Given data
----------------
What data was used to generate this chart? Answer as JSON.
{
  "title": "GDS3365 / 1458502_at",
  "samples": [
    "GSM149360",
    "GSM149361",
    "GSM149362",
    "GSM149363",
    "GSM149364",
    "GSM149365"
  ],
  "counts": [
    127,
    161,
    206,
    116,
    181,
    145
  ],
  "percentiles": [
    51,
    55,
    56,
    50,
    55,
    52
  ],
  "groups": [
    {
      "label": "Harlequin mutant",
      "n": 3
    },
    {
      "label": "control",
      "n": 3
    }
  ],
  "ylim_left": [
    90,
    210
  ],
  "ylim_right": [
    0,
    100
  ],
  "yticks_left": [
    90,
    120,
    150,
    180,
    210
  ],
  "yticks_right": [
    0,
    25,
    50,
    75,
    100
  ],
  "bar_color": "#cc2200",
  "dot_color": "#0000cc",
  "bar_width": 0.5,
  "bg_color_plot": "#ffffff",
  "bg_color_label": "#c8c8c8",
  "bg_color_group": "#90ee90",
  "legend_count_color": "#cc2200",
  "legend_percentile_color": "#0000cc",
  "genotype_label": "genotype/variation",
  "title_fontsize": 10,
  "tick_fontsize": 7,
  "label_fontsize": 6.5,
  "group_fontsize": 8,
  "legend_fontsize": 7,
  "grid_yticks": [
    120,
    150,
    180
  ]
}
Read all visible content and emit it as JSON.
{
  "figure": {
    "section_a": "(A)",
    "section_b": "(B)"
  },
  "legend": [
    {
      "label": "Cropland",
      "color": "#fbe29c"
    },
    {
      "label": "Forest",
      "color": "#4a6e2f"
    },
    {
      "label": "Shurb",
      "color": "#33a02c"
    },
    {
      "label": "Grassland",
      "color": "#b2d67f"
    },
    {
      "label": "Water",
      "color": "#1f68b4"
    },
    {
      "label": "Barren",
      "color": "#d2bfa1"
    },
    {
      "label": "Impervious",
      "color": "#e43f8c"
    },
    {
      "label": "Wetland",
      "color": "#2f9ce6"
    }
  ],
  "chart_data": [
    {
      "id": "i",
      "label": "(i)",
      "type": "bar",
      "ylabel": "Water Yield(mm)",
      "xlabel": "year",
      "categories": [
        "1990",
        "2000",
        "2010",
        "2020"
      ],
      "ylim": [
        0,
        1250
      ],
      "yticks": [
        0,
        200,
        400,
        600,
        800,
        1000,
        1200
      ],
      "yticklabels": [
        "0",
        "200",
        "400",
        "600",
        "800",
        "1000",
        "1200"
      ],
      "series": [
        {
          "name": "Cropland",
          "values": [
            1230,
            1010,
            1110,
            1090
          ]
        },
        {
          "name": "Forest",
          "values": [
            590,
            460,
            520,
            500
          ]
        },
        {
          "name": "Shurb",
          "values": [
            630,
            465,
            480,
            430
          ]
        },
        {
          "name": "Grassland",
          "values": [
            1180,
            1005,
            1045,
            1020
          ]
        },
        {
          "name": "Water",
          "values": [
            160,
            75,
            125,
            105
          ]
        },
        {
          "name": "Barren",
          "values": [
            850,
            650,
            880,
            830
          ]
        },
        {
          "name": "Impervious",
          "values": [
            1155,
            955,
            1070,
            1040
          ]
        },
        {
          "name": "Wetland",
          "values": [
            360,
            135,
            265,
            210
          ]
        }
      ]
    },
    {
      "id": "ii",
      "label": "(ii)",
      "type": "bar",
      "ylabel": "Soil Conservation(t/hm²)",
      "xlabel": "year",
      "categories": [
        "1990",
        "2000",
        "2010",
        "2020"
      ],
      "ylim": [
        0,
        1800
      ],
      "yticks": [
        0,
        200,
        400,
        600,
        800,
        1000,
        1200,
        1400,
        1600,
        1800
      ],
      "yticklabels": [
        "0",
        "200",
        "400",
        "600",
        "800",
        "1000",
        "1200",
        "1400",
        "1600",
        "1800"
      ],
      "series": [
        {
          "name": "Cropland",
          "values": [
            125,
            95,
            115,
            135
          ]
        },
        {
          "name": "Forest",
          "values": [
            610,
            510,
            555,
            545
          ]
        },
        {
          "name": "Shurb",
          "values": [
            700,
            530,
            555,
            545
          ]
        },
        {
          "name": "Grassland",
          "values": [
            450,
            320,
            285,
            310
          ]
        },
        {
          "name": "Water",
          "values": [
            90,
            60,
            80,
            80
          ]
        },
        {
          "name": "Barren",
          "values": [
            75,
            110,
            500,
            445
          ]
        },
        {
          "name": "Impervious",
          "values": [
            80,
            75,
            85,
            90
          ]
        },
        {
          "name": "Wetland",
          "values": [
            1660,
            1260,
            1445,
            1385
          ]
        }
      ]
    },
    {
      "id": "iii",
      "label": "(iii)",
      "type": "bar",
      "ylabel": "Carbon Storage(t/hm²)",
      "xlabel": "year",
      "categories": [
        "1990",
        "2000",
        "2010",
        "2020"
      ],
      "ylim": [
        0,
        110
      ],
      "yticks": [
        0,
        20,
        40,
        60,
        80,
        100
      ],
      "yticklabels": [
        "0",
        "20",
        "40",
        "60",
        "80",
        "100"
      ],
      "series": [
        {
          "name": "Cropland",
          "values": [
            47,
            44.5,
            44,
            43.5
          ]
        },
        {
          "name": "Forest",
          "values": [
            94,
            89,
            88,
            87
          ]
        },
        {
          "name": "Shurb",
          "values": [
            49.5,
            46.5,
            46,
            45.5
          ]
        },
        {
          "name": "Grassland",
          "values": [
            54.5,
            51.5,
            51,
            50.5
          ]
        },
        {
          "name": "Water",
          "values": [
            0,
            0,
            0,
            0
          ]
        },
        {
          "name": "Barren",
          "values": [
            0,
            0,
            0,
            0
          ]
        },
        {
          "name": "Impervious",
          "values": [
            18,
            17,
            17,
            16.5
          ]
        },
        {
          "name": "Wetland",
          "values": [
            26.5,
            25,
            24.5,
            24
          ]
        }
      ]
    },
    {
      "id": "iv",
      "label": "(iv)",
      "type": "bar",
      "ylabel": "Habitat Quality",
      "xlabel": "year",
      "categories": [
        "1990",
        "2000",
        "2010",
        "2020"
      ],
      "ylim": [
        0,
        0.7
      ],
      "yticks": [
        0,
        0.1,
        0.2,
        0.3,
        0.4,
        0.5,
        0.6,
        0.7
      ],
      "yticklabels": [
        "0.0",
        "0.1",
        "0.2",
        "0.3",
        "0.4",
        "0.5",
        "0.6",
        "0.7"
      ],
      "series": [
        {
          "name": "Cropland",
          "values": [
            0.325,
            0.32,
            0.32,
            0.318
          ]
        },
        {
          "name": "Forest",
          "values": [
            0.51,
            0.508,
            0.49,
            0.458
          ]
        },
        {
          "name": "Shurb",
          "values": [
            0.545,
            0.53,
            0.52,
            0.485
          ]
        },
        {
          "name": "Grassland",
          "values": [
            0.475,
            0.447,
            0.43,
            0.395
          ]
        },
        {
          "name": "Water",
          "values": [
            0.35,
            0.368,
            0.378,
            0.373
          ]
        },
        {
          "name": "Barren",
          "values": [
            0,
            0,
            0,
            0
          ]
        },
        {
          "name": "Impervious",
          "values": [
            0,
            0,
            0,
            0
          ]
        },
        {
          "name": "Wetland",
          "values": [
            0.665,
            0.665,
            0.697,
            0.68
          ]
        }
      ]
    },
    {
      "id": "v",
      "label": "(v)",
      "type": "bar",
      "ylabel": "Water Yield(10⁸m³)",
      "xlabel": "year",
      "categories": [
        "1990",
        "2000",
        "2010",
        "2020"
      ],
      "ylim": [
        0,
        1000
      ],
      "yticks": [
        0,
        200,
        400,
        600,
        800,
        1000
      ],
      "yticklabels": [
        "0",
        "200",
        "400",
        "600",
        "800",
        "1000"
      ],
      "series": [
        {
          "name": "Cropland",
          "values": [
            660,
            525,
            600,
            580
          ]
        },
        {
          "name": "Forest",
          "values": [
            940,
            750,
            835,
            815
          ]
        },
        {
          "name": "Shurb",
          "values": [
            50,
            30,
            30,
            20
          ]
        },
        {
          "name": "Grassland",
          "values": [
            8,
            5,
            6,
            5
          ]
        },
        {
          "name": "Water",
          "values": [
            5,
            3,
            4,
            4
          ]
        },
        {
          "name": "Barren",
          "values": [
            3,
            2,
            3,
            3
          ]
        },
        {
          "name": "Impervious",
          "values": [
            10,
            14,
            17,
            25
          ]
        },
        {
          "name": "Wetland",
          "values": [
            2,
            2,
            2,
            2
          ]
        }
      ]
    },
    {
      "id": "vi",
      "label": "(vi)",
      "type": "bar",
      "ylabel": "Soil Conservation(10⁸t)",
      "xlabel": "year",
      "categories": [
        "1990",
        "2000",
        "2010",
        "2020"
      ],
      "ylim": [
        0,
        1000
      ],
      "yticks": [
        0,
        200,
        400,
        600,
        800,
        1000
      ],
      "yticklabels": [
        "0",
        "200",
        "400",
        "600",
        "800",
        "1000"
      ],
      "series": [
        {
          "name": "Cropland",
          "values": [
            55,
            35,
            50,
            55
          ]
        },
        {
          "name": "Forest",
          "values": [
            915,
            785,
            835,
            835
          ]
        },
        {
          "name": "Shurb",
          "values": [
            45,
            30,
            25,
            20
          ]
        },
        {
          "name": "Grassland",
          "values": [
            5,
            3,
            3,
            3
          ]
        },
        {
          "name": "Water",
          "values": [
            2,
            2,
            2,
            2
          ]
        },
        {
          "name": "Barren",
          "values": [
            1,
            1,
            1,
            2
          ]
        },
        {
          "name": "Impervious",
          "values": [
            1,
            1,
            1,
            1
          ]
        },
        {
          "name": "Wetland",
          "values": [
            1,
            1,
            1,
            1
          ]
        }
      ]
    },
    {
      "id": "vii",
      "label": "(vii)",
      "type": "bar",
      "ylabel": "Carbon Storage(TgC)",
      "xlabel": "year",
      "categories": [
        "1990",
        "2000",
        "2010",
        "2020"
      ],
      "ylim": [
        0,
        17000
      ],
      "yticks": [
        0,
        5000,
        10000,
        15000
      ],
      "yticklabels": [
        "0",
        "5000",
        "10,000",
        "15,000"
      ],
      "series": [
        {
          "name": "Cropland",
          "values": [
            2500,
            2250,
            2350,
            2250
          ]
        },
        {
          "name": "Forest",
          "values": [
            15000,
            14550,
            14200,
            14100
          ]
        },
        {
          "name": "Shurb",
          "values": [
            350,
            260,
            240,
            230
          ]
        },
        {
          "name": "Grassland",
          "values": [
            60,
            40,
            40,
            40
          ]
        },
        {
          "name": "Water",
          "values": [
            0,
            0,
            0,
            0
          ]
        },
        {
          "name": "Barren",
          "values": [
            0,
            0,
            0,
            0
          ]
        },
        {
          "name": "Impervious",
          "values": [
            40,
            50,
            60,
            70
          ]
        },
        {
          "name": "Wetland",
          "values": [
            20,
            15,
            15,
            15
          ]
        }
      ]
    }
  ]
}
----------------
What you need to do
From the listing above, copy every line that includes the word "Yield".

Solution for this task
      "ylabel": "Water Yield(mm)",
      "ylabel": "Water Yield(10⁸m³)",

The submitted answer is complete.